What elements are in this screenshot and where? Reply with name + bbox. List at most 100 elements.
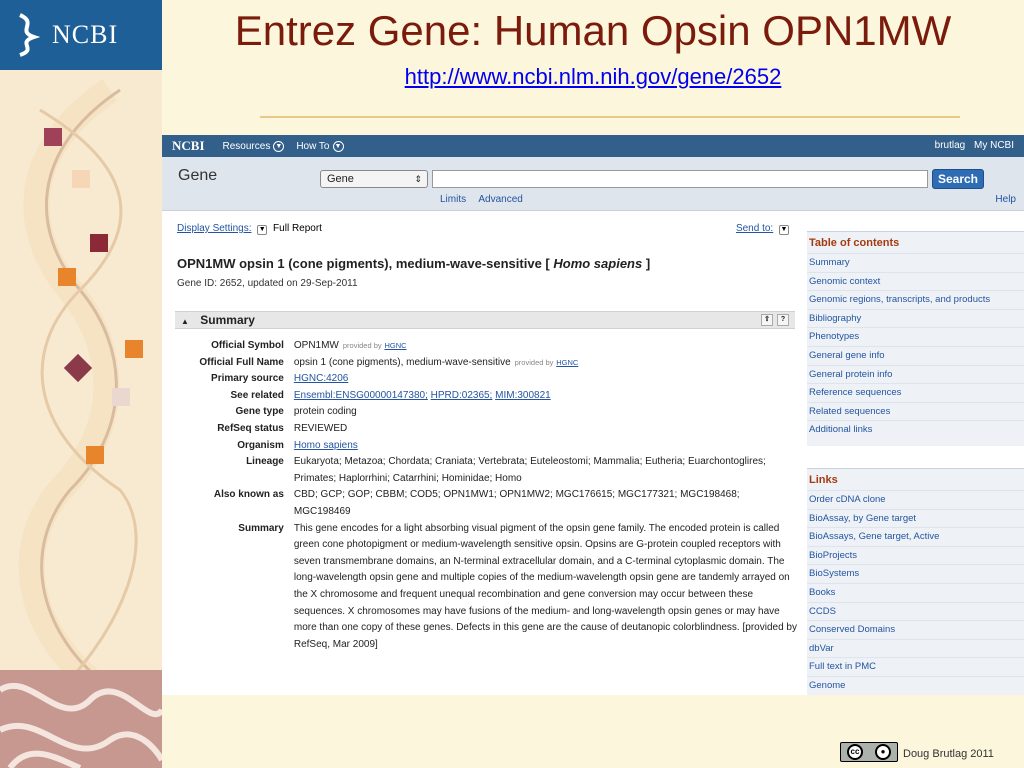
database-select-value: Gene [327,173,354,185]
provided-by-label: provided by [514,357,554,367]
title-divider [260,116,960,118]
search-input[interactable] [432,170,928,188]
table-row: Also known as CBD; GCP; GOP; CBBM; COD5;… [177,487,797,520]
mim-link[interactable]: MIM:300821 [495,390,551,401]
toc-item[interactable]: Reference sequences [807,383,1024,402]
links-item[interactable]: BioProjects [807,545,1024,565]
table-row: See related Ensembl:ENSG00000147380; HPR… [177,388,797,405]
deco-square [44,128,62,146]
toc-item[interactable]: Related sequences [807,401,1024,421]
gene-record-title: OPN1MW opsin 1 (cone pigments), medium-w… [177,256,650,271]
links-panel: Links Order cDNA clone BioAssay, by Gene … [807,468,1024,695]
dna-helix-icon [19,13,40,57]
help-icon[interactable]: ? [777,314,789,326]
links-item[interactable]: dbVar [807,638,1024,658]
ncbi-logo-text: NCBI [52,20,119,49]
table-row: Official Full Name opsin 1 (cone pigment… [177,355,797,372]
toc-item[interactable]: Genomic context [807,271,1024,291]
organism-link[interactable]: Homo sapiens [294,440,358,451]
howto-menu[interactable]: How To ▼ [296,140,344,152]
links-item[interactable]: Genome [807,675,1024,695]
field-value: opsin 1 (cone pigments), medium-wave-sen… [294,355,797,372]
ncbi-logo: NCBI [0,0,162,70]
summary-header-label: Summary [200,313,255,327]
hprd-link[interactable]: HPRD:02365; [431,390,493,401]
hgnc-link[interactable]: HGNC [556,358,578,367]
record-title-suffix: ] [642,256,651,271]
help-link[interactable]: Help [995,194,1016,205]
toc-item[interactable]: Bibliography [807,308,1024,328]
toc-item[interactable]: Additional links [807,420,1024,439]
send-to-label: Send to: [735,223,774,234]
advanced-link[interactable]: Advanced [478,194,522,205]
report-format: Full Report [273,223,322,234]
links-item[interactable]: Order cDNA clone [807,490,1024,509]
aliases-value: CBD; GCP; GOP; CBBM; COD5; OPN1MW1; OPN1… [293,489,740,517]
links-list: Order cDNA clone BioAssay, by Gene target… [807,490,1024,695]
links-item[interactable]: Conserved Domains [807,620,1024,639]
gene-type-value: protein coding [293,406,357,418]
field-label: Primary source [211,373,284,385]
links-item[interactable]: BioAssay, by Gene target [807,508,1024,528]
provided-by-label: provided by [342,341,382,350]
my-ncbi-link[interactable]: My NCBI [974,140,1014,151]
official-symbol-value: OPN1MW [293,340,339,351]
section-jump-icon[interactable]: ⇧ [761,314,773,326]
decorative-strip: NCBI [0,0,162,768]
database-heading: Gene [178,167,218,184]
select-arrows-icon: ⇕ [414,174,422,184]
field-label: Summary [238,522,284,534]
chevron-down-icon[interactable]: ▼ [257,225,268,235]
refseq-status-value: REVIEWED [293,422,348,434]
links-item[interactable]: Books [807,582,1024,602]
display-settings-row: Display Settings: ▼ Full Report Send to:… [177,223,792,235]
summary-section-header[interactable]: ▲ Summary ⇧ ? [175,311,795,329]
ensembl-link[interactable]: Ensembl:ENSG00000147380; [294,390,428,401]
database-select[interactable]: Gene ⇕ [320,170,428,188]
collapse-triangle-icon[interactable]: ▲ [181,317,189,326]
search-button[interactable]: Search [932,169,984,189]
username-link[interactable]: brutlag [935,140,966,151]
cc-icon: cc [847,744,863,760]
field-label: Official Symbol [211,340,284,351]
table-row: Primary source HGNC:4206 [177,371,797,388]
links-item[interactable]: BioAssays, Gene target, Active [807,527,1024,546]
howto-label: How To [296,140,330,152]
ncbi-nav-logo[interactable]: NCBI [172,138,205,154]
links-item[interactable]: Full text in PMC [807,657,1024,676]
chevron-down-icon: ▼ [779,225,789,235]
limits-link[interactable]: Limits [440,194,466,205]
field-value: Homo sapiens [294,438,797,455]
record-content: Display Settings: ▼ Full Report Send to:… [162,211,802,695]
toc-item[interactable]: General protein info [807,364,1024,384]
creative-commons-badge: cc ● [840,742,898,762]
display-settings-link[interactable]: Display Settings: [177,223,251,234]
search-bar: Gene Gene ⇕ Search Limits Advanced Help [162,157,1024,211]
gene-page-link[interactable]: http://www.ncbi.nlm.nih.gov/gene/2652 [162,64,1024,90]
table-row: Official Symbol OPN1MW provided by HGNC [177,338,797,355]
primary-source-link[interactable]: HGNC:4206 [294,373,348,384]
hgnc-link[interactable]: HGNC [384,341,406,350]
summary-table: Official Symbol OPN1MW provided by HGNC O… [177,338,797,653]
official-full-name-value: opsin 1 (cone pigments), medium-wave-sen… [293,356,511,368]
toc-item[interactable]: Summary [807,253,1024,272]
toc-item[interactable]: General gene info [807,345,1024,365]
links-item[interactable]: BioSystems [807,564,1024,583]
dna-strand-art [0,70,162,768]
toc-title: Table of contents [809,237,900,249]
toc-item[interactable]: Phenotypes [807,327,1024,346]
table-row: RefSeq status REVIEWED [177,421,797,438]
toc-list: Summary Genomic context Genomic regions, t… [807,253,1024,439]
ncbi-gene-page: NCBI Resources ▼ How To ▼ brutlag My NCB… [162,135,1024,695]
send-to-menu[interactable]: Send to: ▼ [736,223,792,235]
account-links: brutlag My NCBI [929,140,1014,151]
right-sidebar: Table of contents Summary Genomic context… [807,211,1024,695]
links-item[interactable]: CCDS [807,601,1024,621]
field-label: RefSeq status [217,422,284,434]
record-title-prefix: OPN1MW opsin 1 (cone pigments), medium-w… [177,256,554,271]
chevron-down-icon: ▼ [332,140,344,152]
links-title: Links [809,474,838,486]
resources-menu[interactable]: Resources ▼ [223,140,285,152]
toc-item[interactable]: Genomic regions, transcripts, and produc… [807,290,1024,309]
table-row: Lineage Eukaryota; Metazoa; Chordata; Cr… [177,454,797,487]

☆ ☆ ☆ ☆ ☆ ☆ ☆

Leave the pictures out and output the rest of the data word for word.

• **RESPONSE TO THIS TASK**:
What elements are in this screenshot and where? Reply with name + bbox. List at most 100 elements.
database-select-value: Gene [327,173,354,185]
provided-by-label: provided by [514,357,554,367]
title-divider [260,116,960,118]
search-input[interactable] [432,170,928,188]
table-row: Also known as CBD; GCP; GOP; CBBM; COD5;… [177,487,797,520]
mim-link[interactable]: MIM:300821 [495,390,551,401]
toc-item[interactable]: Reference sequences [807,383,1024,402]
links-item[interactable]: BioProjects [807,545,1024,565]
table-row: See related Ensembl:ENSG00000147380; HPR… [177,388,797,405]
deco-square [44,128,62,146]
toc-item[interactable]: Related sequences [807,401,1024,421]
gene-record-title: OPN1MW opsin 1 (cone pigments), medium-w… [177,256,650,271]
links-panel: Links Order cDNA clone BioAssay, by Gene … [807,468,1024,695]
dna-helix-icon [19,13,40,57]
help-icon[interactable]: ? [777,314,789,326]
links-item[interactable]: dbVar [807,638,1024,658]
ncbi-logo-text: NCBI [52,20,119,49]
table-row: Official Full Name opsin 1 (cone pigment… [177,355,797,372]
toc-item[interactable]: Genomic context [807,271,1024,291]
organism-link[interactable]: Homo sapiens [294,440,358,451]
howto-menu[interactable]: How To ▼ [296,140,344,152]
links-item[interactable]: Genome [807,675,1024,695]
field-value: opsin 1 (cone pigments), medium-wave-sen… [294,355,797,372]
ncbi-logo: NCBI [0,0,162,70]
summary-header-label: Summary [200,313,255,327]
hprd-link[interactable]: HPRD:02365; [431,390,493,401]
hgnc-link[interactable]: HGNC [556,358,578,367]
record-title-suffix: ] [642,256,651,271]
help-link[interactable]: Help [995,194,1016,205]
toc-item[interactable]: Bibliography [807,308,1024,328]
toc-item[interactable]: Additional links [807,420,1024,439]
send-to-label: Send to: [735,223,774,234]
advanced-link[interactable]: Advanced [478,194,522,205]
report-format: Full Report [273,223,322,234]
links-item[interactable]: Order cDNA clone [807,490,1024,509]
aliases-value: CBD; GCP; GOP; CBBM; COD5; OPN1MW1; OPN1… [293,489,740,517]
links-list: Order cDNA clone BioAssay, by Gene target… [807,490,1024,695]
links-item[interactable]: Conserved Domains [807,620,1024,639]
gene-type-value: protein coding [293,406,357,418]
field-label: Primary source [211,373,284,385]
links-item[interactable]: BioAssay, by Gene target [807,508,1024,528]
provided-by-label: provided by [342,341,382,350]
my-ncbi-link[interactable]: My NCBI [974,140,1014,151]
official-symbol-value: OPN1MW [293,340,339,351]
section-jump-icon[interactable]: ⇧ [761,314,773,326]
decorative-strip: NCBI [0,0,162,768]
database-heading: Gene [178,167,218,184]
select-arrows-icon: ⇕ [414,174,422,184]
field-label: Summary [238,522,284,534]
chevron-down-icon[interactable]: ▼ [257,225,268,235]
refseq-status-value: REVIEWED [293,422,348,434]
links-item[interactable]: Books [807,582,1024,602]
display-settings-row: Display Settings: ▼ Full Report Send to:… [177,223,792,235]
summary-section-header[interactable]: ▲ Summary ⇧ ? [175,311,795,329]
ensembl-link[interactable]: Ensembl:ENSG00000147380; [294,390,428,401]
database-select[interactable]: Gene ⇕ [320,170,428,188]
collapse-triangle-icon[interactable]: ▲ [181,317,189,326]
search-button[interactable]: Search [932,169,984,189]
username-link[interactable]: brutlag [935,140,966,151]
cc-icon: cc [847,744,863,760]
field-label: Official Symbol [211,340,284,351]
table-row: Primary source HGNC:4206 [177,371,797,388]
links-item[interactable]: BioAssays, Gene target, Active [807,527,1024,546]
howto-label: How To [296,140,330,152]
ncbi-nav-logo[interactable]: NCBI [172,138,205,154]
links-item[interactable]: Full text in PMC [807,657,1024,676]
chevron-down-icon: ▼ [779,225,789,235]
limits-link[interactable]: Limits [440,194,466,205]
field-value: Homo sapiens [294,438,797,455]
record-content: Display Settings: ▼ Full Report Send to:… [162,211,802,695]
toc-item[interactable]: General protein info [807,364,1024,384]
creative-commons-badge: cc ● [840,742,898,762]
display-settings-link[interactable]: Display Settings: [177,223,251,234]
search-bar: Gene Gene ⇕ Search Limits Advanced Help [162,157,1024,211]
gene-page-link[interactable]: http://www.ncbi.nlm.nih.gov/gene/2652 [162,64,1024,90]
table-row: Official Symbol OPN1MW provided by HGNC [177,338,797,355]
primary-source-link[interactable]: HGNC:4206 [294,373,348,384]
hgnc-link[interactable]: HGNC [384,341,406,350]
summary-table: Official Symbol OPN1MW provided by HGNC O… [177,338,797,653]
official-full-name-value: opsin 1 (cone pigments), medium-wave-sen… [293,356,511,368]
toc-item[interactable]: Summary [807,253,1024,272]
toc-item[interactable]: General gene info [807,345,1024,365]
links-item[interactable]: BioSystems [807,564,1024,583]
dna-strand-art [0,70,162,768]
toc-title: Table of contents [809,237,900,249]
toc-item[interactable]: Phenotypes [807,327,1024,346]
table-row: RefSeq status REVIEWED [177,421,797,438]
toc-list: Summary Genomic context Genomic regions, t… [807,253,1024,439]
ncbi-gene-page: NCBI Resources ▼ How To ▼ brutlag My NCB… [162,135,1024,695]
send-to-menu[interactable]: Send to: ▼ [736,223,792,235]
account-links: brutlag My NCBI [929,140,1014,151]
right-sidebar: Table of contents Summary Genomic context… [807,211,1024,695]
links-item[interactable]: CCDS [807,601,1024,621]
field-label: RefSeq status [217,422,284,434]
record-title-prefix: OPN1MW opsin 1 (cone pigments), medium-w… [177,256,554,271]
chevron-down-icon: ▼ [332,140,344,152]
links-title: Links [809,474,838,486]
resources-menu[interactable]: Resources ▼ [223,140,285,152]
toc-item[interactable]: Genomic regions, transcripts, and produc… [807,290,1024,309]
table-row: Lineage Eukaryota; Metazoa; Chordata; Cr… [177,454,797,487]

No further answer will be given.